WHAT THE TASK REQUIRES:
Skip the pictures and quote all of the lines exactly.

[start of PROVIDED DATA]

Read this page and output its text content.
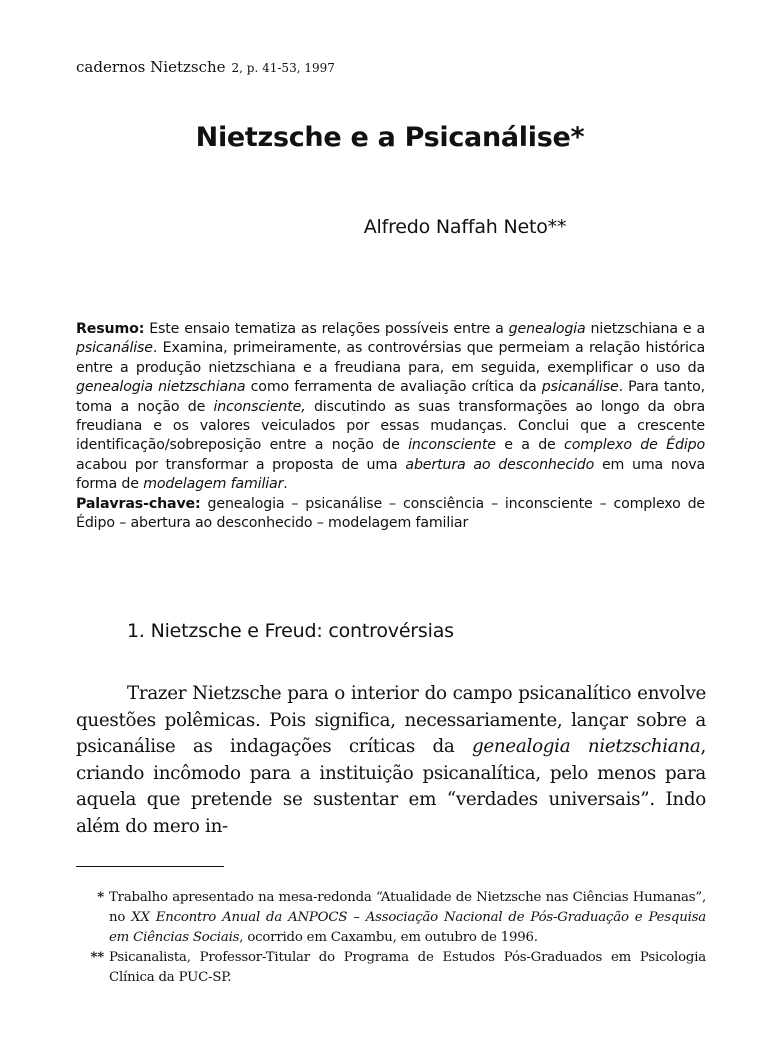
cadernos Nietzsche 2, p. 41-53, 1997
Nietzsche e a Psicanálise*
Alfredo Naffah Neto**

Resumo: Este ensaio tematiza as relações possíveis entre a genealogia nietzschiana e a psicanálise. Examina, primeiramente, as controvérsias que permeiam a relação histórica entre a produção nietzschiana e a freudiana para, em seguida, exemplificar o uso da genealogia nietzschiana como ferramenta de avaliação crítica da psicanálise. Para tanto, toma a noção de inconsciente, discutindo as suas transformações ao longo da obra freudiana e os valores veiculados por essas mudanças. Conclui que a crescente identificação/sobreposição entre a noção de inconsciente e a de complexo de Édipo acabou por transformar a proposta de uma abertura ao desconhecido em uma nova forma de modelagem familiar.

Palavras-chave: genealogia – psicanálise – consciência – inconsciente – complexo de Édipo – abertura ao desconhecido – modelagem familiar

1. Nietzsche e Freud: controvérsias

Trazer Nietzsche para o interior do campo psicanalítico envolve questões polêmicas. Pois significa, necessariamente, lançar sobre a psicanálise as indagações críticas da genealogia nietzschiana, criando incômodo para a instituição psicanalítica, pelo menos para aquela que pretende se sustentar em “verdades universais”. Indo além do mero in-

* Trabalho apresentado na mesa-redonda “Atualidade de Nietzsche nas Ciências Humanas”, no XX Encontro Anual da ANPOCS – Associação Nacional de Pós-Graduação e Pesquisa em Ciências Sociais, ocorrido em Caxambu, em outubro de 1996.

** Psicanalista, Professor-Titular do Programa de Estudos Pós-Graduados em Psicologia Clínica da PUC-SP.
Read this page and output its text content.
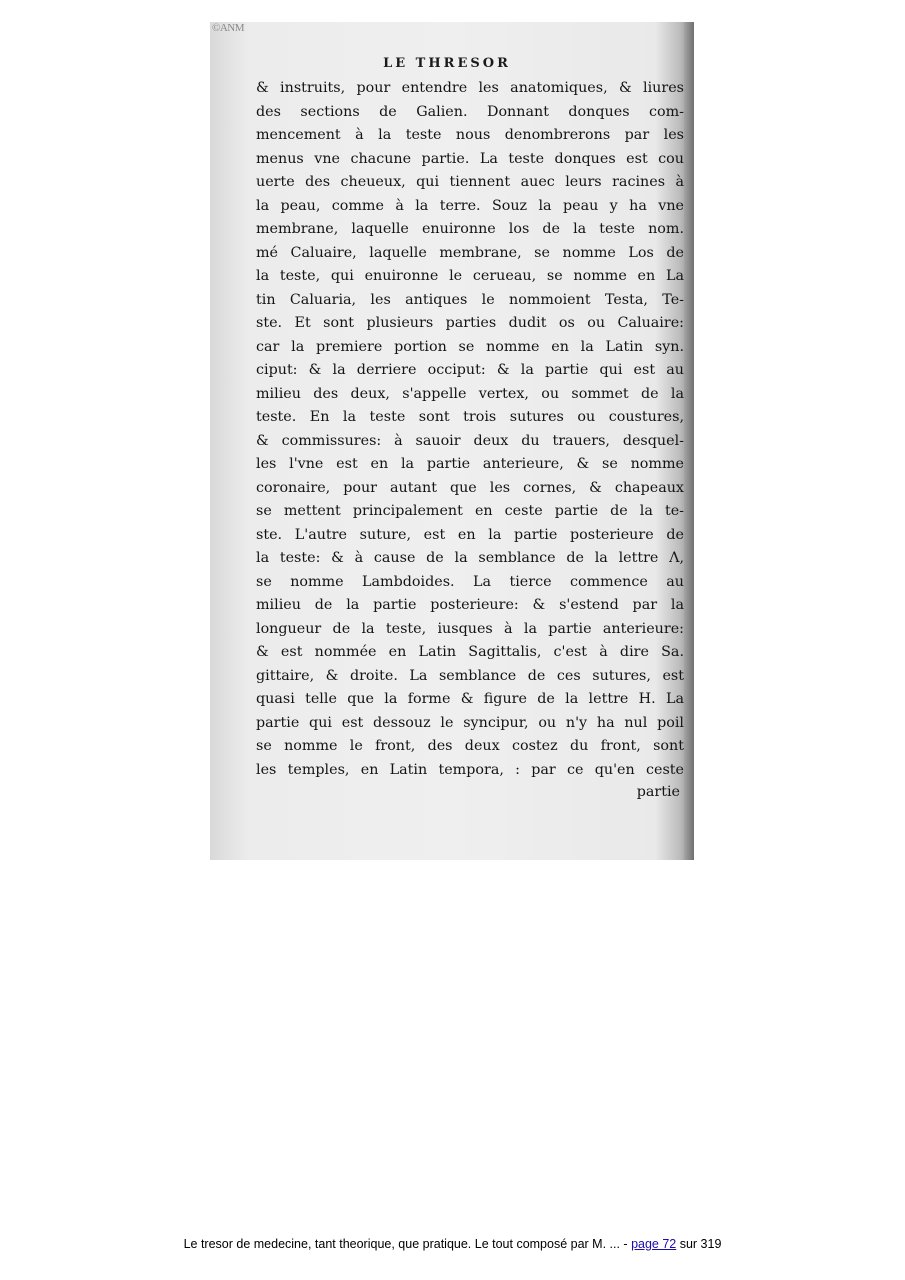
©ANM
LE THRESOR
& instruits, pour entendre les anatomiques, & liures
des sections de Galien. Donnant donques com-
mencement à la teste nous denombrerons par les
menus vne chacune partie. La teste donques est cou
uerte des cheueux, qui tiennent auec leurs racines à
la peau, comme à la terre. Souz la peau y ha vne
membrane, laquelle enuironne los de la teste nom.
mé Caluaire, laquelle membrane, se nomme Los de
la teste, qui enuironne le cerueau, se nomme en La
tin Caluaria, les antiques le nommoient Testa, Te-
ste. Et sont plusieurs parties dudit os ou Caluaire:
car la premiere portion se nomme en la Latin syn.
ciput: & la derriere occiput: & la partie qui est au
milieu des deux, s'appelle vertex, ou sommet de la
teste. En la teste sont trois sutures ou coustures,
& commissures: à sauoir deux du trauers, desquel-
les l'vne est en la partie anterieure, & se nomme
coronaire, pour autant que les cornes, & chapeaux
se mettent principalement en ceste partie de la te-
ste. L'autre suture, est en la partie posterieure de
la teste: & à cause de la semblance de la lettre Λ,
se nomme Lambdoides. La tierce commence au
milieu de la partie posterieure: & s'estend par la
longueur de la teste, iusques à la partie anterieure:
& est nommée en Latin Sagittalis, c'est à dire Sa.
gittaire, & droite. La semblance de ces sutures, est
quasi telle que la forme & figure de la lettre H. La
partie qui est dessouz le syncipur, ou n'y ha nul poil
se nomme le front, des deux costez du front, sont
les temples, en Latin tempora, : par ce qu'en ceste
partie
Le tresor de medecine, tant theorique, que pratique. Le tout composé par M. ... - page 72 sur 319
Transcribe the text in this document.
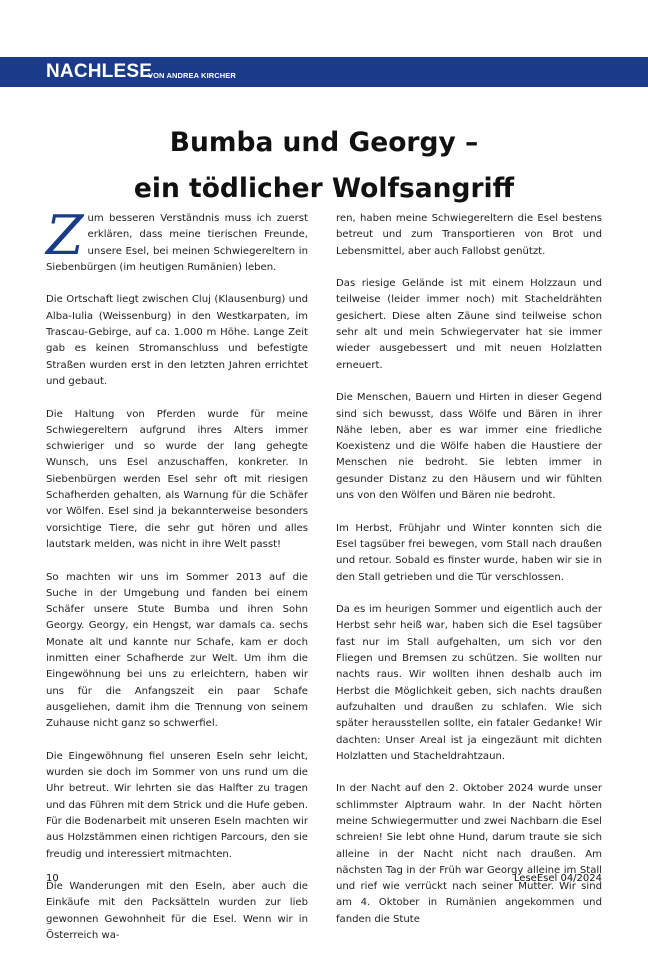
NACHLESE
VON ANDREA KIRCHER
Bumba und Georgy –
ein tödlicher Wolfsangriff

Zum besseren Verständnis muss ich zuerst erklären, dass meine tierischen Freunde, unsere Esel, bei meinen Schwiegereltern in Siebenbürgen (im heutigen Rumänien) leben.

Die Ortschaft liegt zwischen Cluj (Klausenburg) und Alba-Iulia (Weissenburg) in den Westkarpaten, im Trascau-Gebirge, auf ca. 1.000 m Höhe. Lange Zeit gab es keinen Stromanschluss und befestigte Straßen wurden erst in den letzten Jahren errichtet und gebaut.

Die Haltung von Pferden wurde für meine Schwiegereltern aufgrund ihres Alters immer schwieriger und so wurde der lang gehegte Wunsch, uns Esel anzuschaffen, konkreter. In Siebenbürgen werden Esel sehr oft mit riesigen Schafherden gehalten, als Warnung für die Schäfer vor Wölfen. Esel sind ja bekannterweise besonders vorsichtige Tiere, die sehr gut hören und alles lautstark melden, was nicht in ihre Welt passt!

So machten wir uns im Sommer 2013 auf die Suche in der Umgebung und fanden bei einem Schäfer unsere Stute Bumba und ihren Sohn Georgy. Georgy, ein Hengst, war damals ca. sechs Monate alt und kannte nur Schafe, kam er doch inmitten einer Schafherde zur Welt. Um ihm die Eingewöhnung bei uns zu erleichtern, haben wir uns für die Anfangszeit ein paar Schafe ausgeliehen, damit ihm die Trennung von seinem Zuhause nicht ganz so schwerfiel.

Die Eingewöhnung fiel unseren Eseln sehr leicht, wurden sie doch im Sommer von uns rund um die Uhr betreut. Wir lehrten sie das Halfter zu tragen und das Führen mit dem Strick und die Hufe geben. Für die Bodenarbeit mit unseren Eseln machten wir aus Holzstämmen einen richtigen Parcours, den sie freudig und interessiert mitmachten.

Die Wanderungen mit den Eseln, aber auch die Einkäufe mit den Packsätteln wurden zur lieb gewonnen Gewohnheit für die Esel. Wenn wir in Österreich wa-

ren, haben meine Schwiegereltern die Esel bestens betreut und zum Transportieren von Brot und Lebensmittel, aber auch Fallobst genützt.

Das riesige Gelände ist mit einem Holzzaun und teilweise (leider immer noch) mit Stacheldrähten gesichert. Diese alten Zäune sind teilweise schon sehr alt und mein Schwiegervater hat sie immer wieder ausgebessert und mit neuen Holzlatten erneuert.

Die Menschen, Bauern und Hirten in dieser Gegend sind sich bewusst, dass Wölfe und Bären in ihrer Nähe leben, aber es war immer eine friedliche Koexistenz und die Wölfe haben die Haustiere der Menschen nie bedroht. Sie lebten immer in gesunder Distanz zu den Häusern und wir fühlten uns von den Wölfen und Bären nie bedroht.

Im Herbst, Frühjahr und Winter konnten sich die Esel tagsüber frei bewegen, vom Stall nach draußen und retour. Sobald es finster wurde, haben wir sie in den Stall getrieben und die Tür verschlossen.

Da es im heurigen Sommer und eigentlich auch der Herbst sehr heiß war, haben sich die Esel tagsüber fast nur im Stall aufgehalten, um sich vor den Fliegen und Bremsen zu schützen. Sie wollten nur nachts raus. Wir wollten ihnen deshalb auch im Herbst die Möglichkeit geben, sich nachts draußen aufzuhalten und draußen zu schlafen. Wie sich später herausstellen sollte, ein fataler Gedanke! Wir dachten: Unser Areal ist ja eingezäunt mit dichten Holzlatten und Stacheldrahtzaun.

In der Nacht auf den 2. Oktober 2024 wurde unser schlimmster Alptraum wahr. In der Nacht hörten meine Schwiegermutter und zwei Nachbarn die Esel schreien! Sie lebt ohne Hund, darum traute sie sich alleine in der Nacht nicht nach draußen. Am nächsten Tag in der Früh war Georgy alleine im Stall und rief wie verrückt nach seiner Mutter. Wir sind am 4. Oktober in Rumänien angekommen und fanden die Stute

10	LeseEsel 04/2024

[end of PROVIDED DATA]

RESULT OF THIS TASK:
Read this page and output its text content.
cadernos Nietzsche 2, p. 41-53, 1997
Nietzsche e a Psicanálise*
Alfredo Naffah Neto**

Resumo: Este ensaio tematiza as relações possíveis entre a genealogia nietzschiana e a psicanálise. Examina, primeiramente, as controvérsias que permeiam a relação histórica entre a produção nietzschiana e a freudiana para, em seguida, exemplificar o uso da genealogia nietzschiana como ferramenta de avaliação crítica da psicanálise. Para tanto, toma a noção de inconsciente, discutindo as suas transformações ao longo da obra freudiana e os valores veiculados por essas mudanças. Conclui que a crescente identificação/sobreposição entre a noção de inconsciente e a de complexo de Édipo acabou por transformar a proposta de uma abertura ao desconhecido em uma nova forma de modelagem familiar.

Palavras-chave: genealogia – psicanálise – consciência – inconsciente – complexo de Édipo – abertura ao desconhecido – modelagem familiar

1. Nietzsche e Freud: controvérsias

Trazer Nietzsche para o interior do campo psicanalítico envolve questões polêmicas. Pois significa, necessariamente, lançar sobre a psicanálise as indagações críticas da genealogia nietzschiana, criando incômodo para a instituição psicanalítica, pelo menos para aquela que pretende se sustentar em “verdades universais”. Indo além do mero in-

* Trabalho apresentado na mesa-redonda “Atualidade de Nietzsche nas Ciências Humanas”, no XX Encontro Anual da ANPOCS – Associação Nacional de Pós-Graduação e Pesquisa em Ciências Sociais, ocorrido em Caxambu, em outubro de 1996.

** Psicanalista, Professor-Titular do Programa de Estudos Pós-Graduados em Psicologia Clínica da PUC-SP.
Read this page and output its text content.
©ANM
LE THRESOR
& instruits, pour entendre les anatomiques, & liures
des sections de Galien. Donnant donques com-
mencement à la teste nous denombrerons par les
menus vne chacune partie. La teste donques est cou
uerte des cheueux, qui tiennent auec leurs racines à
la peau, comme à la terre. Souz la peau y ha vne
membrane, laquelle enuironne los de la teste nom.
mé Caluaire, laquelle membrane, se nomme Los de
la teste, qui enuironne le cerueau, se nomme en La
tin Caluaria, les antiques le nommoient Testa, Te-
ste. Et sont plusieurs parties dudit os ou Caluaire:
car la premiere portion se nomme en la Latin syn.
ciput: & la derriere occiput: & la partie qui est au
milieu des deux, s'appelle vertex, ou sommet de la
teste. En la teste sont trois sutures ou coustures,
& commissures: à sauoir deux du trauers, desquel-
les l'vne est en la partie anterieure, & se nomme
coronaire, pour autant que les cornes, & chapeaux
se mettent principalement en ceste partie de la te-
ste. L'autre suture, est en la partie posterieure de
la teste: & à cause de la semblance de la lettre Λ,
se nomme Lambdoides. La tierce commence au
milieu de la partie posterieure: & s'estend par la
longueur de la teste, iusques à la partie anterieure:
& est nommée en Latin Sagittalis, c'est à dire Sa.
gittaire, & droite. La semblance de ces sutures, est
quasi telle que la forme & figure de la lettre H. La
partie qui est dessouz le syncipur, ou n'y ha nul poil
se nomme le front, des deux costez du front, sont
les temples, en Latin tempora, : par ce qu'en ceste
partie
Le tresor de medecine, tant theorique, que pratique. Le tout composé par M. ... - page 72 sur 319
Transcribe the text in this document.
NACHLESE
VON ANDREA KIRCHER
Bumba und Georgy –
ein tödlicher Wolfsangriff

Zum besseren Verständnis muss ich zuerst erklären, dass meine tierischen Freunde, unsere Esel, bei meinen Schwiegereltern in Siebenbürgen (im heutigen Rumänien) leben.

Die Ortschaft liegt zwischen Cluj (Klausenburg) und Alba-Iulia (Weissenburg) in den Westkarpaten, im Trascau-Gebirge, auf ca. 1.000 m Höhe. Lange Zeit gab es keinen Stromanschluss und befestigte Straßen wurden erst in den letzten Jahren errichtet und gebaut.

Die Haltung von Pferden wurde für meine Schwiegereltern aufgrund ihres Alters immer schwieriger und so wurde der lang gehegte Wunsch, uns Esel anzuschaffen, konkreter. In Siebenbürgen werden Esel sehr oft mit riesigen Schafherden gehalten, als Warnung für die Schäfer vor Wölfen. Esel sind ja bekannterweise besonders vorsichtige Tiere, die sehr gut hören und alles lautstark melden, was nicht in ihre Welt passt!

So machten wir uns im Sommer 2013 auf die Suche in der Umgebung und fanden bei einem Schäfer unsere Stute Bumba und ihren Sohn Georgy. Georgy, ein Hengst, war damals ca. sechs Monate alt und kannte nur Schafe, kam er doch inmitten einer Schafherde zur Welt. Um ihm die Eingewöhnung bei uns zu erleichtern, haben wir uns für die Anfangszeit ein paar Schafe ausgeliehen, damit ihm die Trennung von seinem Zuhause nicht ganz so schwerfiel.

Die Eingewöhnung fiel unseren Eseln sehr leicht, wurden sie doch im Sommer von uns rund um die Uhr betreut. Wir lehrten sie das Halfter zu tragen und das Führen mit dem Strick und die Hufe geben. Für die Bodenarbeit mit unseren Eseln machten wir aus Holzstämmen einen richtigen Parcours, den sie freudig und interessiert mitmachten.

Die Wanderungen mit den Eseln, aber auch die Einkäufe mit den Packsätteln wurden zur lieb gewonnen Gewohnheit für die Esel. Wenn wir in Österreich wa-

ren, haben meine Schwiegereltern die Esel bestens betreut und zum Transportieren von Brot und Lebensmittel, aber auch Fallobst genützt.

Das riesige Gelände ist mit einem Holzzaun und teilweise (leider immer noch) mit Stacheldrähten gesichert. Diese alten Zäune sind teilweise schon sehr alt und mein Schwiegervater hat sie immer wieder ausgebessert und mit neuen Holzlatten erneuert.

Die Menschen, Bauern und Hirten in dieser Gegend sind sich bewusst, dass Wölfe und Bären in ihrer Nähe leben, aber es war immer eine friedliche Koexistenz und die Wölfe haben die Haustiere der Menschen nie bedroht. Sie lebten immer in gesunder Distanz zu den Häusern und wir fühlten uns von den Wölfen und Bären nie bedroht.

Im Herbst, Frühjahr und Winter konnten sich die Esel tagsüber frei bewegen, vom Stall nach draußen und retour. Sobald es finster wurde, haben wir sie in den Stall getrieben und die Tür verschlossen.

Da es im heurigen Sommer und eigentlich auch der Herbst sehr heiß war, haben sich die Esel tagsüber fast nur im Stall aufgehalten, um sich vor den Fliegen und Bremsen zu schützen. Sie wollten nur nachts raus. Wir wollten ihnen deshalb auch im Herbst die Möglichkeit geben, sich nachts draußen aufzuhalten und draußen zu schlafen. Wie sich später herausstellen sollte, ein fataler Gedanke! Wir dachten: Unser Areal ist ja eingezäunt mit dichten Holzlatten und Stacheldrahtzaun.

In der Nacht auf den 2. Oktober 2024 wurde unser schlimmster Alptraum wahr. In der Nacht hörten meine Schwiegermutter und zwei Nachbarn die Esel schreien! Sie lebt ohne Hund, darum traute sie sich alleine in der Nacht nicht nach draußen. Am nächsten Tag in der Früh war Georgy alleine im Stall und rief wie verrückt nach seiner Mutter. Wir sind am 4. Oktober in Rumänien angekommen und fanden die Stute

10	LeseEsel 04/2024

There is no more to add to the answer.